=== The data ===

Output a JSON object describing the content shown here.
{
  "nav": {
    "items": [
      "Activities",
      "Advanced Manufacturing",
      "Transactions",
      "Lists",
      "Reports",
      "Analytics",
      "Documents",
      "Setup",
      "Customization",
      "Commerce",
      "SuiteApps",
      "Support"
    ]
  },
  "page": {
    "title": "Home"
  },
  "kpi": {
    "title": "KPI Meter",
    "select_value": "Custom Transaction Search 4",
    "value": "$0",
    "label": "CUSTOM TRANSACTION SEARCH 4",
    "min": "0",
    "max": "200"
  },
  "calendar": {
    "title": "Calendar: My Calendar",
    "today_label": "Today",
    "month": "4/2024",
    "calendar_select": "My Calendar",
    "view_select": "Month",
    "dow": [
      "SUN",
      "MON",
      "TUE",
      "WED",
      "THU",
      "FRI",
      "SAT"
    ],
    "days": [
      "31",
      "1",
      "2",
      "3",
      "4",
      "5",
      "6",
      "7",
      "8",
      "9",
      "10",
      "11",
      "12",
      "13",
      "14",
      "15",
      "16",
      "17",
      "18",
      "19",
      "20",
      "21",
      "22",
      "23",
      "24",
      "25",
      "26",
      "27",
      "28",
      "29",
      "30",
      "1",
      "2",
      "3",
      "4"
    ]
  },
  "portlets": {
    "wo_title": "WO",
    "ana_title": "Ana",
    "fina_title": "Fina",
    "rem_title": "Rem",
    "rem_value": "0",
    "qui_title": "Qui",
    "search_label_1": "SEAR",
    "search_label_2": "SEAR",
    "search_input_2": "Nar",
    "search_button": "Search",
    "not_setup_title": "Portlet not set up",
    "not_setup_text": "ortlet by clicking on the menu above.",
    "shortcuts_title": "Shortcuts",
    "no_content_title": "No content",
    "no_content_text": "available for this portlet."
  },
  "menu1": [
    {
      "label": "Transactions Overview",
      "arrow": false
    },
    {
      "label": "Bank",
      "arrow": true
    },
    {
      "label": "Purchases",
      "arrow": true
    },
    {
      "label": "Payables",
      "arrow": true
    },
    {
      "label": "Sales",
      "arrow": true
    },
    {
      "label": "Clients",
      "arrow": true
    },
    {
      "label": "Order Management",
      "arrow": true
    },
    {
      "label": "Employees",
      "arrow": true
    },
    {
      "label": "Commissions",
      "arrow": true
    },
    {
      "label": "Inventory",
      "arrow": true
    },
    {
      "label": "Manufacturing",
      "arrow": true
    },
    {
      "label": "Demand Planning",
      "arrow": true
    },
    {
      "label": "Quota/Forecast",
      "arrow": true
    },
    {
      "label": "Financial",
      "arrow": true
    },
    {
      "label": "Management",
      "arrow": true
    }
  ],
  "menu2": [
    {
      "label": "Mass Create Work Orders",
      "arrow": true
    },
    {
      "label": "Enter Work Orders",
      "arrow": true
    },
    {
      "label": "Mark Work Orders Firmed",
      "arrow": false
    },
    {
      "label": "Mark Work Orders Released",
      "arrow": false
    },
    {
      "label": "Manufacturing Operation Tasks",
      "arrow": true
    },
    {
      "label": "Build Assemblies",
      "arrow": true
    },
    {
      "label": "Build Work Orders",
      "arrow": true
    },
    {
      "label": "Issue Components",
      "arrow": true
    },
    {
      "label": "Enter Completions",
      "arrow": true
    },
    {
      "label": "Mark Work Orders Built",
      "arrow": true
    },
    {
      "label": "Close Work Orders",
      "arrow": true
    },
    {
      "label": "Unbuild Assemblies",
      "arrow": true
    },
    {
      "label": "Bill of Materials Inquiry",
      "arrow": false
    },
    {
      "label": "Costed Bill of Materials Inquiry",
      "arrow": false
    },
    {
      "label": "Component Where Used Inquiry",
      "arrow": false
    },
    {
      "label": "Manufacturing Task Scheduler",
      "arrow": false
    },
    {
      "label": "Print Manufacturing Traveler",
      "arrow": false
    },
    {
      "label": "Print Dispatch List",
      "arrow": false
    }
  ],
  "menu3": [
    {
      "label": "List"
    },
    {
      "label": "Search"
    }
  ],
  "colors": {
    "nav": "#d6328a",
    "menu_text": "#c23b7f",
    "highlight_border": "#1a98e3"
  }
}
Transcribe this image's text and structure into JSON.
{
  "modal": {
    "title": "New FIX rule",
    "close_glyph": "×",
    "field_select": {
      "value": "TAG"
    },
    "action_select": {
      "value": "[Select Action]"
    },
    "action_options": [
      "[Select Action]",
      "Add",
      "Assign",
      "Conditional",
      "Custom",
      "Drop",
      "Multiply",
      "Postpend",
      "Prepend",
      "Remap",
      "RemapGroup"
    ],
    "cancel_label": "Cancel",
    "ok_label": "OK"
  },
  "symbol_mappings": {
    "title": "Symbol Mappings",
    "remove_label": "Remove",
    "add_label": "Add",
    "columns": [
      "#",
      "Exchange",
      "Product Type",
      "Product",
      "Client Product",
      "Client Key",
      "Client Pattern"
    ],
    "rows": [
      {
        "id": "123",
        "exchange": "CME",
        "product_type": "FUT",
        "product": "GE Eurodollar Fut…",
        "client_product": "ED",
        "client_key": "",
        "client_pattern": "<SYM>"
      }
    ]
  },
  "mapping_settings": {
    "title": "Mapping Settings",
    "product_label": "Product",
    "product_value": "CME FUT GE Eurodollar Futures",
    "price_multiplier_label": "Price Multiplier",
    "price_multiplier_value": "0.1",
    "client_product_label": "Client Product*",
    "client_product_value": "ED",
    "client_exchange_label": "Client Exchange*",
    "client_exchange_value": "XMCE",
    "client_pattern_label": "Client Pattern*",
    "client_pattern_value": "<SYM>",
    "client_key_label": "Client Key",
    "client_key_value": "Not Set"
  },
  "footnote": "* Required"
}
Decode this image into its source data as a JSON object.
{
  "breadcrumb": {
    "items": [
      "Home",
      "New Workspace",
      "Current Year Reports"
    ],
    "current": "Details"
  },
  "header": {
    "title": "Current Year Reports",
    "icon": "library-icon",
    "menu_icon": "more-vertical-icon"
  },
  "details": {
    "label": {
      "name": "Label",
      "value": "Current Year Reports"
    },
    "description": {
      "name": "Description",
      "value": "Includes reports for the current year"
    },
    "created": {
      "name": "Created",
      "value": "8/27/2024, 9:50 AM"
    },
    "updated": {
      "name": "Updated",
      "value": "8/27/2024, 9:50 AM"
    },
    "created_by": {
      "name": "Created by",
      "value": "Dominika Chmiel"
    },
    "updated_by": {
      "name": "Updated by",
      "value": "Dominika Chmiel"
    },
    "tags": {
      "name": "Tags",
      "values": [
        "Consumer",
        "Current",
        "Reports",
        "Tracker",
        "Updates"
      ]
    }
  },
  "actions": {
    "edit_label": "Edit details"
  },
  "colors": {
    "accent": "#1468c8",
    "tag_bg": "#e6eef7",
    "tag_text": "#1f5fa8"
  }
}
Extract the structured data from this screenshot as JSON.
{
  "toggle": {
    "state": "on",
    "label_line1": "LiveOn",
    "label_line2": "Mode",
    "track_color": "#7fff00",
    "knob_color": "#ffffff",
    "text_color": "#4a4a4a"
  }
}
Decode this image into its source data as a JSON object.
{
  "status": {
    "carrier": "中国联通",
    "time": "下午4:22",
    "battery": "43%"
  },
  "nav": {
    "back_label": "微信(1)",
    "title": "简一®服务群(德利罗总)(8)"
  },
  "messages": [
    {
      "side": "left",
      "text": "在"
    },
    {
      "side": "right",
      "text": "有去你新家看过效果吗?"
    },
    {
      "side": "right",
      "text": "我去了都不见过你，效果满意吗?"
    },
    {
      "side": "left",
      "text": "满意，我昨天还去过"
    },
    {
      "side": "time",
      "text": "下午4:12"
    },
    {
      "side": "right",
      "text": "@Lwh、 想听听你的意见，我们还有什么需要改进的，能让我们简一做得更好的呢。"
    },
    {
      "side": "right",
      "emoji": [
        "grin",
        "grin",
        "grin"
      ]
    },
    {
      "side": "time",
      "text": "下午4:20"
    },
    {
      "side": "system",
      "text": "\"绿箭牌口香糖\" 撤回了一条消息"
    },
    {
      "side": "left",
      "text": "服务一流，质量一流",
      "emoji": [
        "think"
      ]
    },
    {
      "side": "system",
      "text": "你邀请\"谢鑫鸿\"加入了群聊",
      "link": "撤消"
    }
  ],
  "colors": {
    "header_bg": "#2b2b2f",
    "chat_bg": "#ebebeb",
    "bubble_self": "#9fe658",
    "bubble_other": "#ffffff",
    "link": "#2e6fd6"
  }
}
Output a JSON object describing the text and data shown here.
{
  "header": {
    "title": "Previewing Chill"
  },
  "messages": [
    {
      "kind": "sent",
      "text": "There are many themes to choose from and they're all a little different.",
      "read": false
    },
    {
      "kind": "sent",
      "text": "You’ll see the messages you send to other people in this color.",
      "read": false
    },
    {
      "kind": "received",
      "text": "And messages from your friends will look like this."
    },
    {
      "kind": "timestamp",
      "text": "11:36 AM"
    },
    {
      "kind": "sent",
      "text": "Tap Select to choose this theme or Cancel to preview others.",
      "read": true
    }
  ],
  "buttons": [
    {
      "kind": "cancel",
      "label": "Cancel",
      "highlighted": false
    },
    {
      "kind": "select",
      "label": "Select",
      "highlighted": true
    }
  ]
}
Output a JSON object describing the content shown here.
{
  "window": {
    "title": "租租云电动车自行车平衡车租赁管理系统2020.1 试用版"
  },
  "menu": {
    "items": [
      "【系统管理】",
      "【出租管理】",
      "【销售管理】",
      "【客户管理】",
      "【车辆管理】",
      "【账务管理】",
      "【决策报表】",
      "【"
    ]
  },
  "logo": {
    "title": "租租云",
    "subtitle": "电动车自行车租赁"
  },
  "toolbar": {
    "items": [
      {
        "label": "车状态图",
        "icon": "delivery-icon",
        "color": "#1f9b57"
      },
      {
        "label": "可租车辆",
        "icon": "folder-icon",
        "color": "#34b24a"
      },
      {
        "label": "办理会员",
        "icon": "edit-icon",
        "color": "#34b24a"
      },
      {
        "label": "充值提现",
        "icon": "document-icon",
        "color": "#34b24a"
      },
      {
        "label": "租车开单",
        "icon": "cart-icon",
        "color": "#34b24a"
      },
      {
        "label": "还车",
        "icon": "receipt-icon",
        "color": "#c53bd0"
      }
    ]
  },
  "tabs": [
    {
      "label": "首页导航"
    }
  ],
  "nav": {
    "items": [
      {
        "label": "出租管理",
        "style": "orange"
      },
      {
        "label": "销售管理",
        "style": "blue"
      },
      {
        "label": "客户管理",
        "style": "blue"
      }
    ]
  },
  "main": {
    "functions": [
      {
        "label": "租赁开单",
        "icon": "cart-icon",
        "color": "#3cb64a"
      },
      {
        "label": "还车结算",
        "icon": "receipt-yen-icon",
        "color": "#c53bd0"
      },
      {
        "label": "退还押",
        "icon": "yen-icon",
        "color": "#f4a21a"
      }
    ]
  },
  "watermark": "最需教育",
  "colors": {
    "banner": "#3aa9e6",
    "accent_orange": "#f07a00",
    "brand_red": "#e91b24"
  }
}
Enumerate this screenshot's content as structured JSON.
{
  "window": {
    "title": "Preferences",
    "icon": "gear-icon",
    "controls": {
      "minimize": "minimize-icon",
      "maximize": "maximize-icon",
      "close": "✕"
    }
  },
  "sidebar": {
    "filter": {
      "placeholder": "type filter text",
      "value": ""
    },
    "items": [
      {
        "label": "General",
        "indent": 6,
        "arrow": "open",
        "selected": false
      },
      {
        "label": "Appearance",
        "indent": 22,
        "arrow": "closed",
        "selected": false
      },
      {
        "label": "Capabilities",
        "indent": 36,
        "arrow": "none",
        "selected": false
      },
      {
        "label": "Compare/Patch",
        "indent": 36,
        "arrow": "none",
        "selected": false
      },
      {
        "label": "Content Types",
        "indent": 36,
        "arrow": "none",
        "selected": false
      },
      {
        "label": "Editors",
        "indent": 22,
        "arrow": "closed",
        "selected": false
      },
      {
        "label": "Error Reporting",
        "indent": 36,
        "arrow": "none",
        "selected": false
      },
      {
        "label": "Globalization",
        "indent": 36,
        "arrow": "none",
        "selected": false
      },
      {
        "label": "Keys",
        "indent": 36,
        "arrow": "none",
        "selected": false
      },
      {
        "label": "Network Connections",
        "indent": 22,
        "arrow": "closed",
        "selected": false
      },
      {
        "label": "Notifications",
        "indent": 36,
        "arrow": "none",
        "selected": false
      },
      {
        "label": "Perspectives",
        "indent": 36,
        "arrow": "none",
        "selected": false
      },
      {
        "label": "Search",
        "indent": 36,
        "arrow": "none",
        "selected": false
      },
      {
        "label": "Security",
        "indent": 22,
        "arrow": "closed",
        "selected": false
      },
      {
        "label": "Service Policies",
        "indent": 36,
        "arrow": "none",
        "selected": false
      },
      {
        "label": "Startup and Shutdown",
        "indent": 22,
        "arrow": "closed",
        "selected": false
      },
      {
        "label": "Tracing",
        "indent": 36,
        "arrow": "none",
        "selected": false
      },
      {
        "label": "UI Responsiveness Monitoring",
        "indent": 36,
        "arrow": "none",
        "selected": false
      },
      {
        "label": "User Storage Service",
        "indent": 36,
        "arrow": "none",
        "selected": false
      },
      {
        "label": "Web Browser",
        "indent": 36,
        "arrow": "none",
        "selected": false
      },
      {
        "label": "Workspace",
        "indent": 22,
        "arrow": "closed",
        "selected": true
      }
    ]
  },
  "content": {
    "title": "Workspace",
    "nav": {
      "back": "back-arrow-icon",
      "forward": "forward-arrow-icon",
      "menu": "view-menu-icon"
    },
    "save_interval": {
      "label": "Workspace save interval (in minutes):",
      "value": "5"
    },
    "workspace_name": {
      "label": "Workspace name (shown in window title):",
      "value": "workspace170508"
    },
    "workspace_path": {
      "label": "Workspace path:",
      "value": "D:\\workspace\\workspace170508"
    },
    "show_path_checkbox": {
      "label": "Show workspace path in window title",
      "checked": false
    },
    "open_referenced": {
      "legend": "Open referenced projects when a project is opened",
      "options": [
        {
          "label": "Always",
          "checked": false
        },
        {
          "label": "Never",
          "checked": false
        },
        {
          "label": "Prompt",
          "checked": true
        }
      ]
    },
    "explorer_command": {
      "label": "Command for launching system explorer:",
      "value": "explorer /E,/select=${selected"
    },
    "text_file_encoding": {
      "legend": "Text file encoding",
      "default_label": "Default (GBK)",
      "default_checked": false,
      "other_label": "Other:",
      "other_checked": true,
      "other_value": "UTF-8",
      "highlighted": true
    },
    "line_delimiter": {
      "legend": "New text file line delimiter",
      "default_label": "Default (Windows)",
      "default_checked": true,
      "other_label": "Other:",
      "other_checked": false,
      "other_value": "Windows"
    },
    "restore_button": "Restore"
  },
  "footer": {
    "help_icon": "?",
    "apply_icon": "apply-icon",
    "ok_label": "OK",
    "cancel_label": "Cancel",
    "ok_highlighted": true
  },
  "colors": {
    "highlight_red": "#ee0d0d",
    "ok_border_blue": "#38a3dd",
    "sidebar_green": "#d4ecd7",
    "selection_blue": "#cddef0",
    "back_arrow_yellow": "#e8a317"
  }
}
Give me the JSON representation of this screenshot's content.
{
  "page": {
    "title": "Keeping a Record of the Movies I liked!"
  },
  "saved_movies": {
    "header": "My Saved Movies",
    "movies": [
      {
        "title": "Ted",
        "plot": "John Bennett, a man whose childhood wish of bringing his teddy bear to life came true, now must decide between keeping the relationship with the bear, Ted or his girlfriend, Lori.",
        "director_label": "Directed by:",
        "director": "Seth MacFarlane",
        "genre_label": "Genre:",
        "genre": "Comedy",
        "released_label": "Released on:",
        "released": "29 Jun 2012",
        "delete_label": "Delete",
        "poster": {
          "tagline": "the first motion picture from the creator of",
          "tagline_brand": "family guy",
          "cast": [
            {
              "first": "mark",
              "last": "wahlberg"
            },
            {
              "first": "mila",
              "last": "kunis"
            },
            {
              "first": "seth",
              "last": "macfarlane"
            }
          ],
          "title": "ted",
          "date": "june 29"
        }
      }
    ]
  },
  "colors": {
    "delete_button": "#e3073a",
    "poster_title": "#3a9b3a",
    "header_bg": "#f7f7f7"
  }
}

===

# Stated exercise:
Pick every line with "Print" in it and copy it.

# Response to the task:
      "label": "Print Manufacturing Traveler",
      "label": "Print Dispatch List",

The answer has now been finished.